#### [Work to be completed]
Skip the pictures. Copy all the rest of the records down exactly.

#### [Information provided]
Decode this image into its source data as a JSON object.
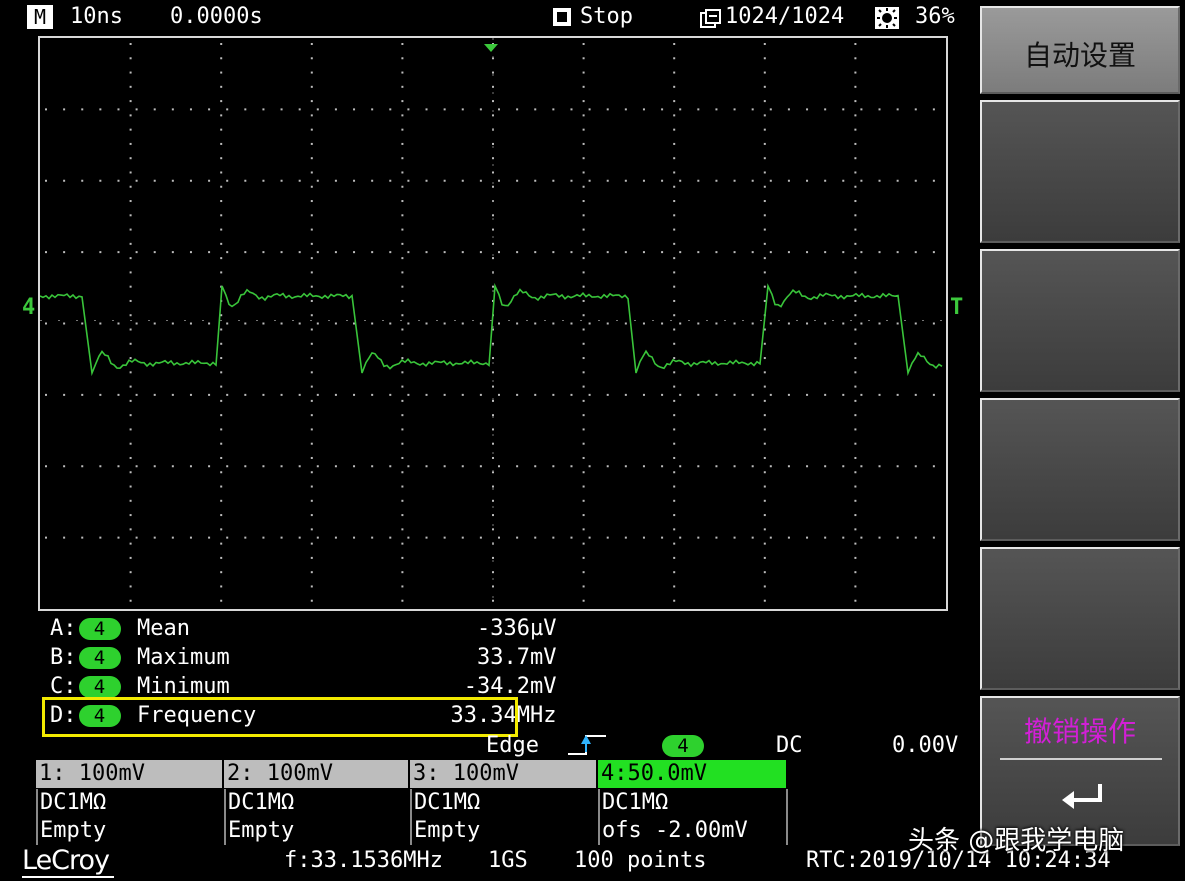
{
  "topbar": {
    "mode_icon": "M",
    "timebase": "10ns",
    "delay": "0.0000s",
    "run_state": "Stop",
    "acq_count": "1024/1024",
    "intensity": "36%"
  },
  "softkeys": [
    {
      "label": "自动设置"
    },
    {
      "label": ""
    },
    {
      "label": ""
    },
    {
      "label": ""
    },
    {
      "label": ""
    },
    {
      "label": "撤销操作"
    }
  ],
  "markers": {
    "channel": "4",
    "trigger": "T"
  },
  "measurements": [
    {
      "slot": "A:",
      "channel": "4",
      "name": "Mean",
      "value": "-336µV"
    },
    {
      "slot": "B:",
      "channel": "4",
      "name": "Maximum",
      "value": "33.7mV"
    },
    {
      "slot": "C:",
      "channel": "4",
      "name": "Minimum",
      "value": "-34.2mV"
    },
    {
      "slot": "D:",
      "channel": "4",
      "name": "Frequency",
      "value": "33.34MHz"
    }
  ],
  "trigger": {
    "type": "Edge",
    "channel": "4",
    "coupling": "DC",
    "level": "0.00V"
  },
  "channels": [
    {
      "head": "1: 100mV",
      "coupling": "DC1MΩ",
      "status": "Empty"
    },
    {
      "head": "2: 100mV",
      "coupling": "DC1MΩ",
      "status": "Empty"
    },
    {
      "head": "3: 100mV",
      "coupling": "DC1MΩ",
      "status": "Empty"
    },
    {
      "head": "4:50.0mV",
      "coupling": "DC1MΩ",
      "status": "ofs  -2.00mV"
    }
  ],
  "footer": {
    "brand": "LeCroy",
    "frequency": "f:33.1536MHz",
    "sample_rate": "1GS",
    "points": "100 points",
    "rtc": "RTC:2019/10/14 10:24:34"
  },
  "watermark": "头条 @跟我学电脑",
  "colors": {
    "trace": "#39c43a",
    "highlight_box": "#f2ea00",
    "softkey_text_magenta": "#d21fd6"
  }
}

#### [Solution for this problem]
Decode this image into its source data as a JSON object.
{
  "topbar": {
    "mode_icon": "M",
    "timebase": "10ns",
    "delay": "0.0000s",
    "run_state": "Stop",
    "acq_count": "1024/1024",
    "intensity": "36%"
  },
  "softkeys": [
    {
      "label": "自动设置"
    },
    {
      "label": ""
    },
    {
      "label": ""
    },
    {
      "label": ""
    },
    {
      "label": ""
    },
    {
      "label": "撤销操作"
    }
  ],
  "markers": {
    "channel": "4",
    "trigger": "T"
  },
  "measurements": [
    {
      "slot": "A:",
      "channel": "4",
      "name": "Mean",
      "value": "-336µV"
    },
    {
      "slot": "B:",
      "channel": "4",
      "name": "Maximum",
      "value": "33.7mV"
    },
    {
      "slot": "C:",
      "channel": "4",
      "name": "Minimum",
      "value": "-34.2mV"
    },
    {
      "slot": "D:",
      "channel": "4",
      "name": "Frequency",
      "value": "33.34MHz"
    }
  ],
  "trigger": {
    "type": "Edge",
    "channel": "4",
    "coupling": "DC",
    "level": "0.00V"
  },
  "channels": [
    {
      "head": "1: 100mV",
      "coupling": "DC1MΩ",
      "status": "Empty"
    },
    {
      "head": "2: 100mV",
      "coupling": "DC1MΩ",
      "status": "Empty"
    },
    {
      "head": "3: 100mV",
      "coupling": "DC1MΩ",
      "status": "Empty"
    },
    {
      "head": "4:50.0mV",
      "coupling": "DC1MΩ",
      "status": "ofs  -2.00mV"
    }
  ],
  "footer": {
    "brand": "LeCroy",
    "frequency": "f:33.1536MHz",
    "sample_rate": "1GS",
    "points": "100 points",
    "rtc": "RTC:2019/10/14 10:24:34"
  },
  "watermark": "头条 @跟我学电脑",
  "colors": {
    "trace": "#39c43a",
    "highlight_box": "#f2ea00",
    "softkey_text_magenta": "#d21fd6"
  }
}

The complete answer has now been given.